» **Data section**:
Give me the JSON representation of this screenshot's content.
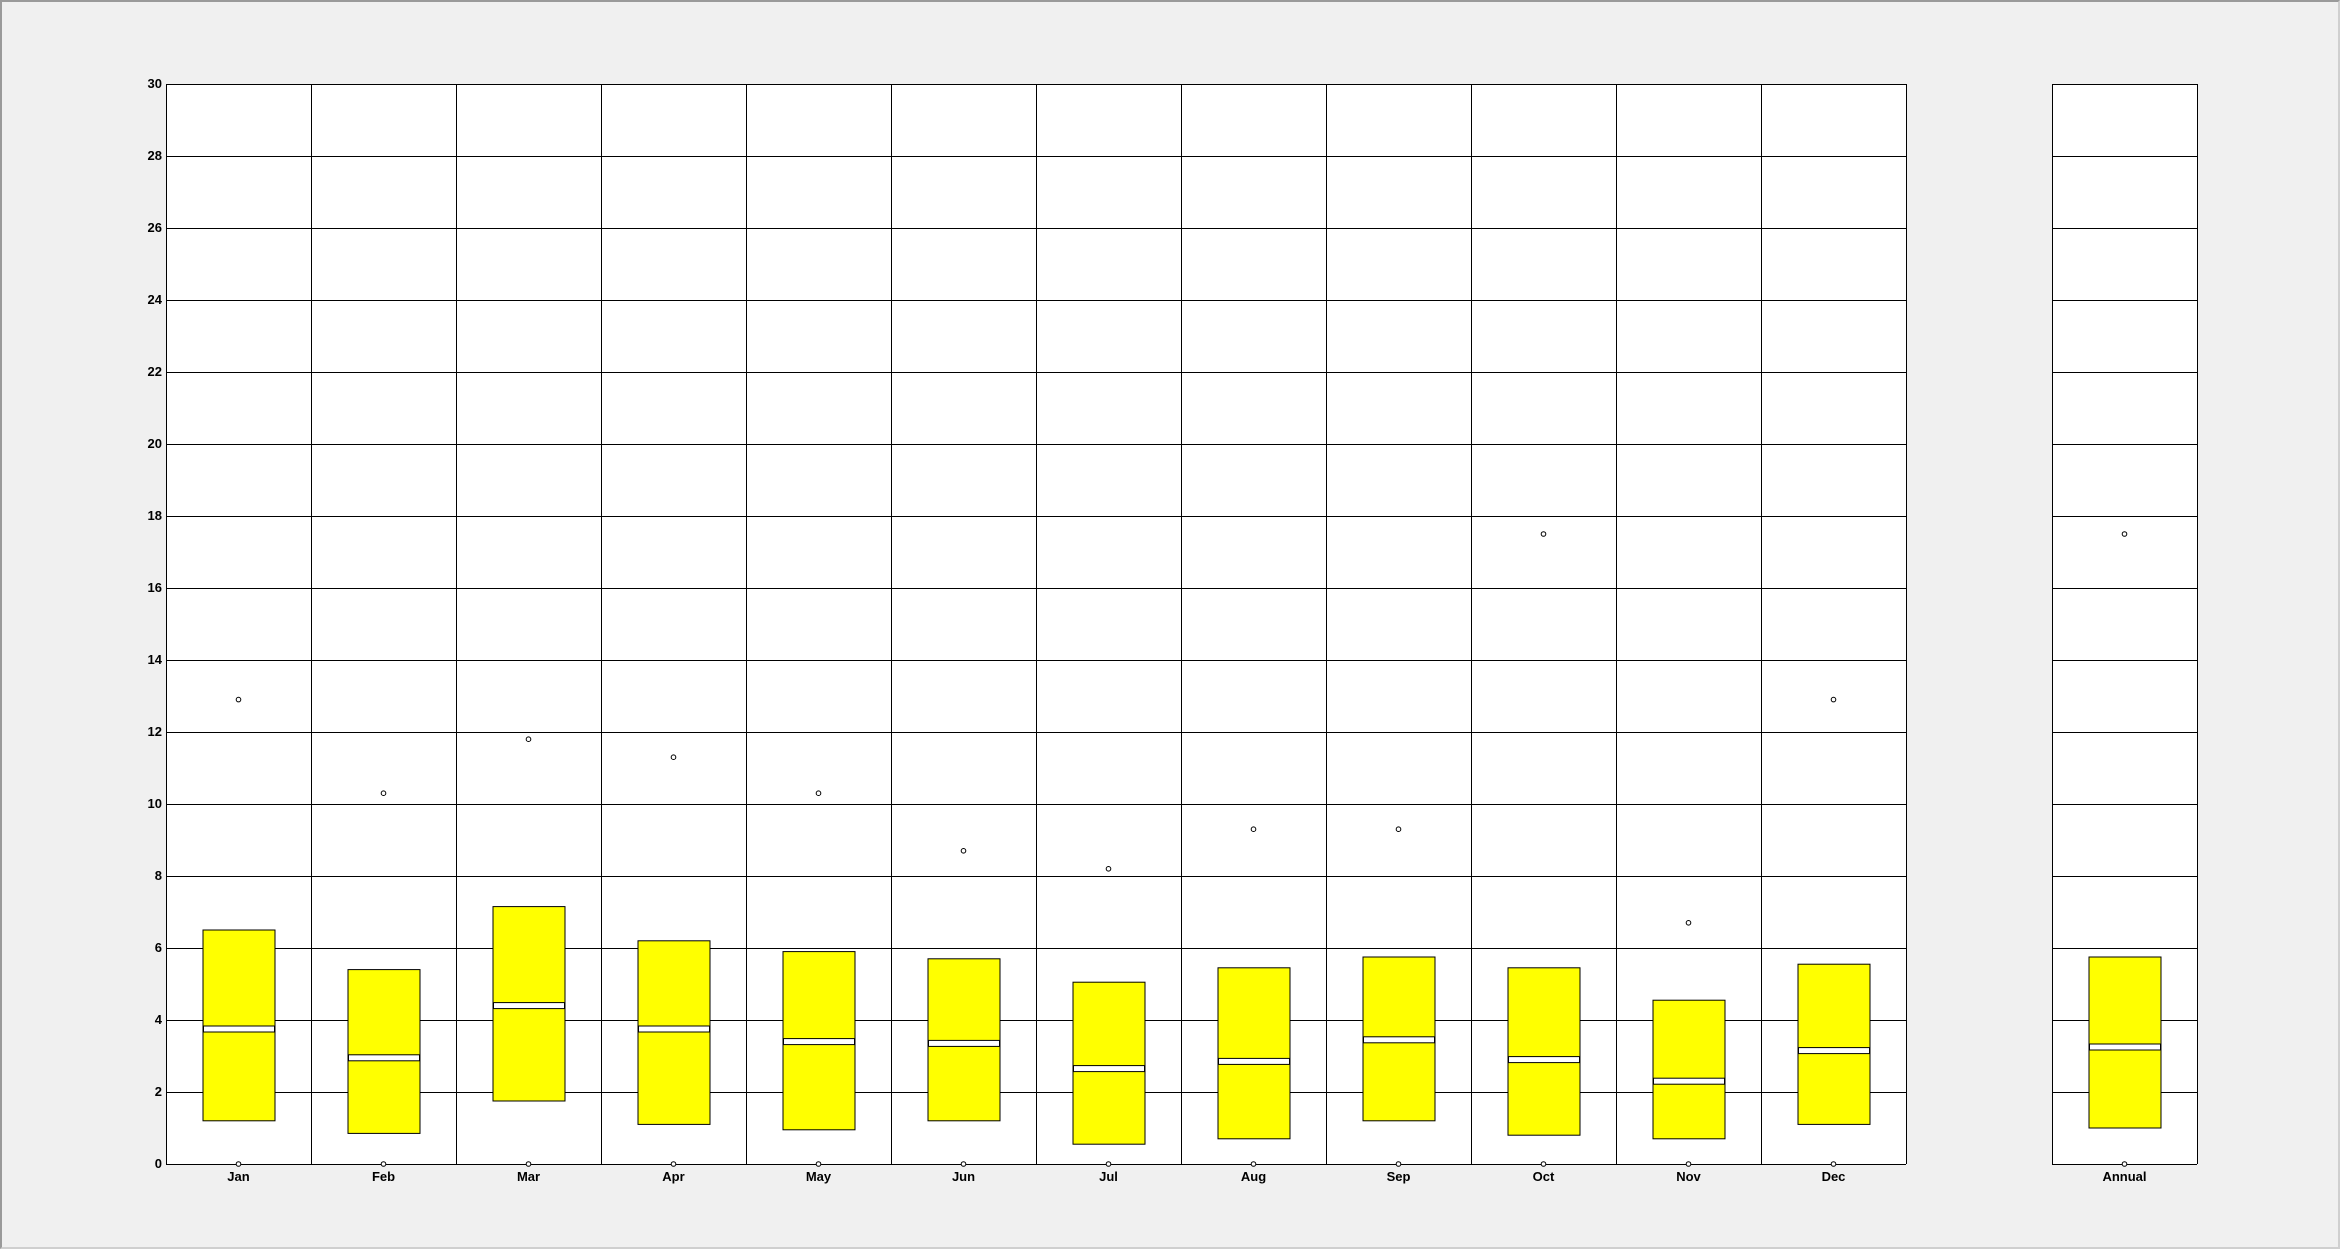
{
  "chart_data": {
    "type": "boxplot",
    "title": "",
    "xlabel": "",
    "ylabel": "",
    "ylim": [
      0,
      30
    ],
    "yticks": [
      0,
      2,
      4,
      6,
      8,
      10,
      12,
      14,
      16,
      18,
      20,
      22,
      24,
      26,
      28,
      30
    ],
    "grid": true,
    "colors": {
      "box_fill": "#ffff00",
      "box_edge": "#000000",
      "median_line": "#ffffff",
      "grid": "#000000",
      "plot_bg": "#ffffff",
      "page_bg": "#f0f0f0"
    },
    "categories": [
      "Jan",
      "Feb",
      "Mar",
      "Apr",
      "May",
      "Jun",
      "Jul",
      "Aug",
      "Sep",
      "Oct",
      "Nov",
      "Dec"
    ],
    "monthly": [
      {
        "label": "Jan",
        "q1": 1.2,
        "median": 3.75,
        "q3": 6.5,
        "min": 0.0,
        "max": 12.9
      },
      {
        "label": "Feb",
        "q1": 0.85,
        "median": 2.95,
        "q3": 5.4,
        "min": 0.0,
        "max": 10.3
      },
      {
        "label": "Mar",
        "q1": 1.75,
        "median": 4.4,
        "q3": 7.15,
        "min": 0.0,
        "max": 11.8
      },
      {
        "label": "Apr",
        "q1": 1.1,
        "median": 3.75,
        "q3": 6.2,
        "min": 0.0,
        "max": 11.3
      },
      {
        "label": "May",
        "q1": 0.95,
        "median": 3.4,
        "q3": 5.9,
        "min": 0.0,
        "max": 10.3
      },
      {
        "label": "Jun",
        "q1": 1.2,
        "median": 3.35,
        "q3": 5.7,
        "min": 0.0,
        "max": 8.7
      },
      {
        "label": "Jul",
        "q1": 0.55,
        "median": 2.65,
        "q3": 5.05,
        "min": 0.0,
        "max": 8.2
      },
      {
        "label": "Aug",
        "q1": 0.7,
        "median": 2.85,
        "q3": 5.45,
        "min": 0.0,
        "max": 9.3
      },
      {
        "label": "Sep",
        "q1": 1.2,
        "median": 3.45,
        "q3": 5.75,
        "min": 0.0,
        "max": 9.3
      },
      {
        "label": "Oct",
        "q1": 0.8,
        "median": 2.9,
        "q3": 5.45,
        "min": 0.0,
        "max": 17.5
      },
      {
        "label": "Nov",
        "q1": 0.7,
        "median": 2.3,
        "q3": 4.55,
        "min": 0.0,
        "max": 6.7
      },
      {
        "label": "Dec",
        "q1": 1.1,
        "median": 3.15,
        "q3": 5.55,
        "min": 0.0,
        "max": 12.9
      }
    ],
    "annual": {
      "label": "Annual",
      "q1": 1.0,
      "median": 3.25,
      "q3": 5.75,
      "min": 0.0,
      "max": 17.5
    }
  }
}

---

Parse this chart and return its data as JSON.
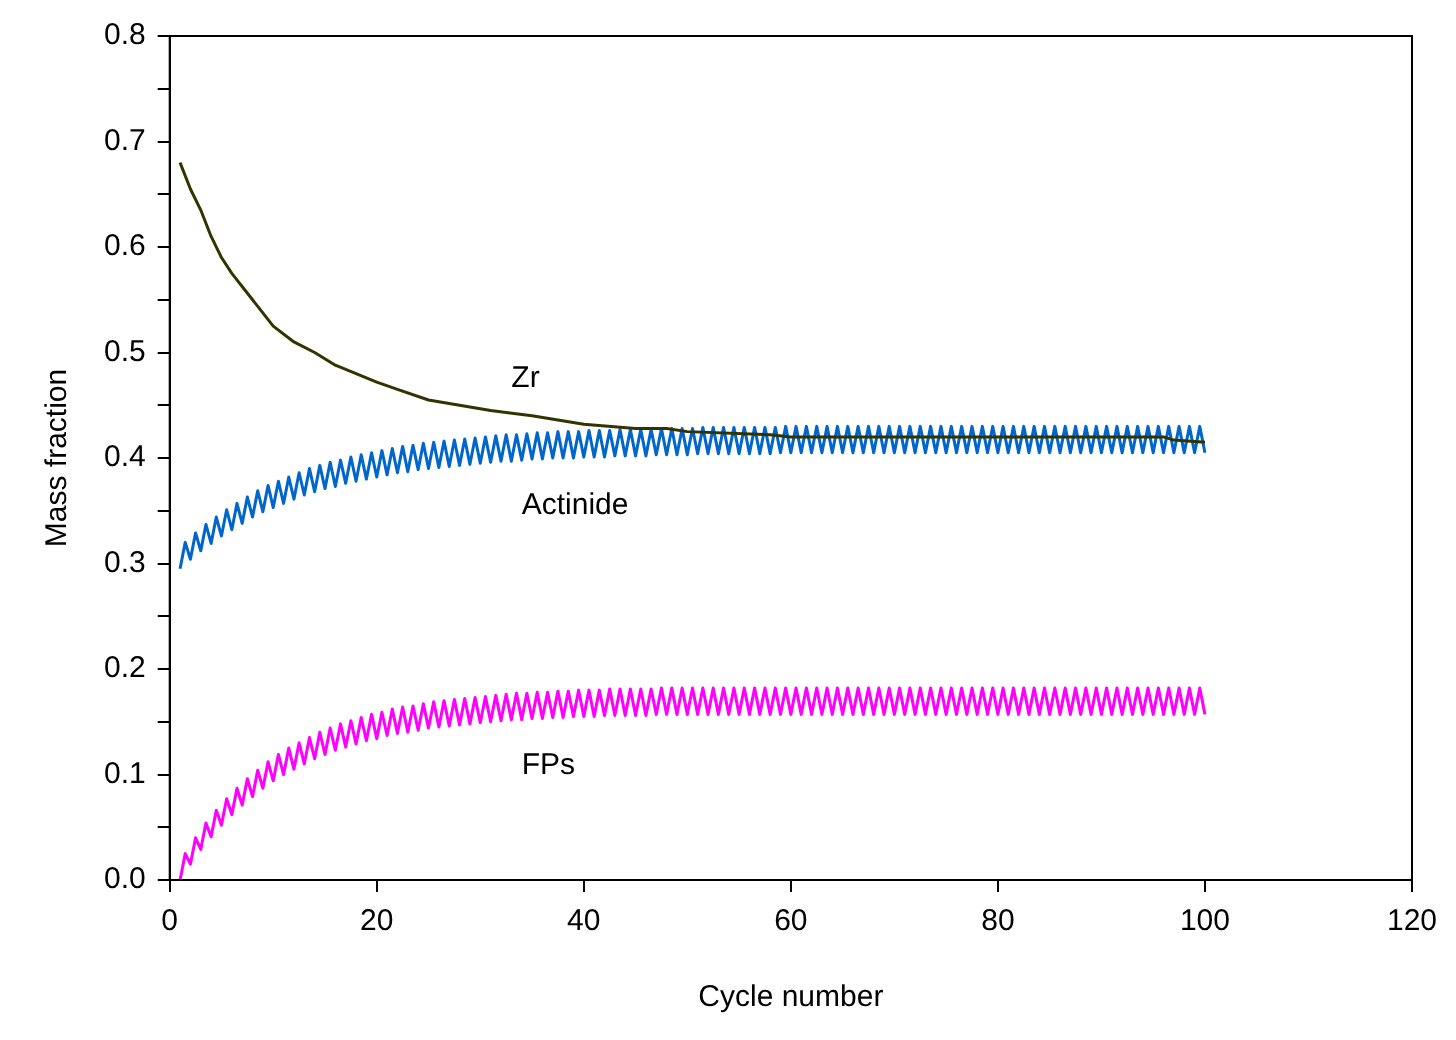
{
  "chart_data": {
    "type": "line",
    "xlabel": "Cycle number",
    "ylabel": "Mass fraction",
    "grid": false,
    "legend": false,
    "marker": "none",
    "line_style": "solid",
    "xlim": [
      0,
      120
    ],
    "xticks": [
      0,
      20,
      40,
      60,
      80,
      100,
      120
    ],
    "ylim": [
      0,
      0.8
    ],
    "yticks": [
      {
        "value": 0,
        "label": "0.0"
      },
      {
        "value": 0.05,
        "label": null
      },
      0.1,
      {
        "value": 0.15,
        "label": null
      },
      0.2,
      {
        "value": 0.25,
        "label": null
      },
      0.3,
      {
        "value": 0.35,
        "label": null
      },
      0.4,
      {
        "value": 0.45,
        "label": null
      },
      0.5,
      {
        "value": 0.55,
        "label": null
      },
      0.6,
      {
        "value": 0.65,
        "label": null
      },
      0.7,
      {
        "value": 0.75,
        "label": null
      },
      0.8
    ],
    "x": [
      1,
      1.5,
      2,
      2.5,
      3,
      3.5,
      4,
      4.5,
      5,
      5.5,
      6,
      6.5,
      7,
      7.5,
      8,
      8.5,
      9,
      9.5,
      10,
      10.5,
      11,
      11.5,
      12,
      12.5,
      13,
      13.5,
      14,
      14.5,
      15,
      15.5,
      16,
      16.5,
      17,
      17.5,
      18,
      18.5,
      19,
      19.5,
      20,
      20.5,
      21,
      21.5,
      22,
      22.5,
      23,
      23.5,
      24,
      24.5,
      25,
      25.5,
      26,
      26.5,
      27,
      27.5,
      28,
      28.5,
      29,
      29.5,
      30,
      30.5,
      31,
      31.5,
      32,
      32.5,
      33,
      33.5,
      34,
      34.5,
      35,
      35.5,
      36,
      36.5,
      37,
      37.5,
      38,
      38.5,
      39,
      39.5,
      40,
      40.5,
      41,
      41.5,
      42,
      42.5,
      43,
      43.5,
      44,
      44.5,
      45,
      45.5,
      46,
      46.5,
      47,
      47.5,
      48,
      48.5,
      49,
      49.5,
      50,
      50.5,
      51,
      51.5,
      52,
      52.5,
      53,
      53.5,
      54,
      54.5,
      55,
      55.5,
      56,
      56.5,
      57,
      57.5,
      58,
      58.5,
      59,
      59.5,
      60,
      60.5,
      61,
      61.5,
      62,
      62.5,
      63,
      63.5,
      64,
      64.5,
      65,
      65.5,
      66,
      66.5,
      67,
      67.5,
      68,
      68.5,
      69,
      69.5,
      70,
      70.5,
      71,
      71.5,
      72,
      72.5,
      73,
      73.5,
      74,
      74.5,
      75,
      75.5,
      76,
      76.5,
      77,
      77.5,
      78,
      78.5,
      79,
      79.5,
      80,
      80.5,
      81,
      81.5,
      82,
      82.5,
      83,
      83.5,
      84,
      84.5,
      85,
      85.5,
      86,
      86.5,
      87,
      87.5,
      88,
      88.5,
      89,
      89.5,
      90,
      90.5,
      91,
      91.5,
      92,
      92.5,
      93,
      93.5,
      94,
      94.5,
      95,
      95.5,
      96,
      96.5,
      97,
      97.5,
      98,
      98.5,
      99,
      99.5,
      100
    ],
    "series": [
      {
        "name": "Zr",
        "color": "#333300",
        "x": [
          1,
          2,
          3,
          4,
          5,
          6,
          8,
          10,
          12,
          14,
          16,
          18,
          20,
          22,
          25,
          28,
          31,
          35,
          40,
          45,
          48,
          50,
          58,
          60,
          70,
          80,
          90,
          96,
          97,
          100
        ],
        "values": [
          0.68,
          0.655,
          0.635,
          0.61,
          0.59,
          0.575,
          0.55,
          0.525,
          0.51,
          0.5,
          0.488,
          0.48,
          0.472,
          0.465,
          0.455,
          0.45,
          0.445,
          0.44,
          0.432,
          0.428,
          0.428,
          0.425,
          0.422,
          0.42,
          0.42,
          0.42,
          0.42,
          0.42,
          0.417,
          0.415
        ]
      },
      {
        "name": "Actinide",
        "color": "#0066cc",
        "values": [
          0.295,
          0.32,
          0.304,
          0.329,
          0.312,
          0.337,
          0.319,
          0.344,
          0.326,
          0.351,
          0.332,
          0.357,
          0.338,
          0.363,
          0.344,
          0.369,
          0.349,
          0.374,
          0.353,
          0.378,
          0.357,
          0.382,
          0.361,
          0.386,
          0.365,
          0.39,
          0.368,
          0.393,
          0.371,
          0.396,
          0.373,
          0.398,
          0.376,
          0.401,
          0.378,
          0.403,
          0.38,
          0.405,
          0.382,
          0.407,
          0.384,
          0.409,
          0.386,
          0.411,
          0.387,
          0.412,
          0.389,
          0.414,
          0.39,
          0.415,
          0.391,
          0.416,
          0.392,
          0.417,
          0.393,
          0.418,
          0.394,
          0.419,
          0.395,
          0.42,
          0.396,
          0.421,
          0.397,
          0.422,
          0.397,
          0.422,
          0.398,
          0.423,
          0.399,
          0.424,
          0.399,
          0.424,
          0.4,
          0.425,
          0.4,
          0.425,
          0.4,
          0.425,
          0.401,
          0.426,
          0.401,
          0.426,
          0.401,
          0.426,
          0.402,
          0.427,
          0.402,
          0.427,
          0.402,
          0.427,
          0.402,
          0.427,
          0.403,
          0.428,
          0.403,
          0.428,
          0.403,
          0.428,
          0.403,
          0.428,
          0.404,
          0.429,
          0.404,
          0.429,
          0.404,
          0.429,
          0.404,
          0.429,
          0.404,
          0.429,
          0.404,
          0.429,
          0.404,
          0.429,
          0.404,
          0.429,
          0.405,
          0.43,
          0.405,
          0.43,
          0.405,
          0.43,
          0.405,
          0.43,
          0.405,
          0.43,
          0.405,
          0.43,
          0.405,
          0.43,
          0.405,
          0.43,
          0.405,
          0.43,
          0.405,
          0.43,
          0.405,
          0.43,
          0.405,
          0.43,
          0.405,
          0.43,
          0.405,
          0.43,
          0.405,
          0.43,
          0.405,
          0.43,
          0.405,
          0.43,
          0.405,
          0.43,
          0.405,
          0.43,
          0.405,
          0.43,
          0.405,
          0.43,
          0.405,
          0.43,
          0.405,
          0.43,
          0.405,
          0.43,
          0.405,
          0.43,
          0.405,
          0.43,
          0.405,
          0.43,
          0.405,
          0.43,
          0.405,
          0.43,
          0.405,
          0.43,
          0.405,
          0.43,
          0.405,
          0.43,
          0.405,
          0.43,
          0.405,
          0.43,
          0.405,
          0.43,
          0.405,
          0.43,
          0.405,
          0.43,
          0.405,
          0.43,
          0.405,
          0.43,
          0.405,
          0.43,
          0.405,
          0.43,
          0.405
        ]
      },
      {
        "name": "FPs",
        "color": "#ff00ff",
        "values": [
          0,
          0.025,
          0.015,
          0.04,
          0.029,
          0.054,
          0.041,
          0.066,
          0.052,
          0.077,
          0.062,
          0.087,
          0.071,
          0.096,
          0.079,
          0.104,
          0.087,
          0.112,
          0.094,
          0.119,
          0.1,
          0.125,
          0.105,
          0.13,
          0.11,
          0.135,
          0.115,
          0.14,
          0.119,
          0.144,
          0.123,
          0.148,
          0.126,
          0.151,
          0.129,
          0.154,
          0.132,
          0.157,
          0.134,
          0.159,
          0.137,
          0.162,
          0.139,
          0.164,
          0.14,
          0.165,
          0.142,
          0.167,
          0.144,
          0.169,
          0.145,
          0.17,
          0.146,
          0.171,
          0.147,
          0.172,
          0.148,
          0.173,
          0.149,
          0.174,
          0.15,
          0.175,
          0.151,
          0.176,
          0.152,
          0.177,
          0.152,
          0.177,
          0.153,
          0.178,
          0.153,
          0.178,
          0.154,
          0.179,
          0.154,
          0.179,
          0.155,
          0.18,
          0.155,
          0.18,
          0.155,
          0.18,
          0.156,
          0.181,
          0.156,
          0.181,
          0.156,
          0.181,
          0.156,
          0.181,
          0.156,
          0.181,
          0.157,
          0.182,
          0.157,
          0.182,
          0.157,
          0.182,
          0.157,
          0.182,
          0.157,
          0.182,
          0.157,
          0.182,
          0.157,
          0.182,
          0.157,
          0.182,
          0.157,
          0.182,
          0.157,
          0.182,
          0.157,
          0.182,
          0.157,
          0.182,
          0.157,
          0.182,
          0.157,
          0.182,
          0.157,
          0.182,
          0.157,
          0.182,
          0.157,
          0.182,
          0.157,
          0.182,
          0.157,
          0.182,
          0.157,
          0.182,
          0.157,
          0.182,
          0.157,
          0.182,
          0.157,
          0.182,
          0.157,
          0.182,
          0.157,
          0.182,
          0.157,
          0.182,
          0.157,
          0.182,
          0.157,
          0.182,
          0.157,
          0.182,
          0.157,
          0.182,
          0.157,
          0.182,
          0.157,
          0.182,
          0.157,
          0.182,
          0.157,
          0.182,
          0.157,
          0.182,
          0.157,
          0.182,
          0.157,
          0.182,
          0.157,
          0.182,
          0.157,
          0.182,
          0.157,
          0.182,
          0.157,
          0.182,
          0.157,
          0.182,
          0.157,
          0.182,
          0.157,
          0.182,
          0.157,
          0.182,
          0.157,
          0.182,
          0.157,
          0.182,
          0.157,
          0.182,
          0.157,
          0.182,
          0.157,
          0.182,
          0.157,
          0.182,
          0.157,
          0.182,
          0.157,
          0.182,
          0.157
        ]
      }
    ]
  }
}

» **Short exercise**: Look for the word "JSON" in every line of the listing and copy the lines that have it.

» **Written solution**:
Give me the JSON representation of this screenshot's content.
Parse this chart and return its data as JSON.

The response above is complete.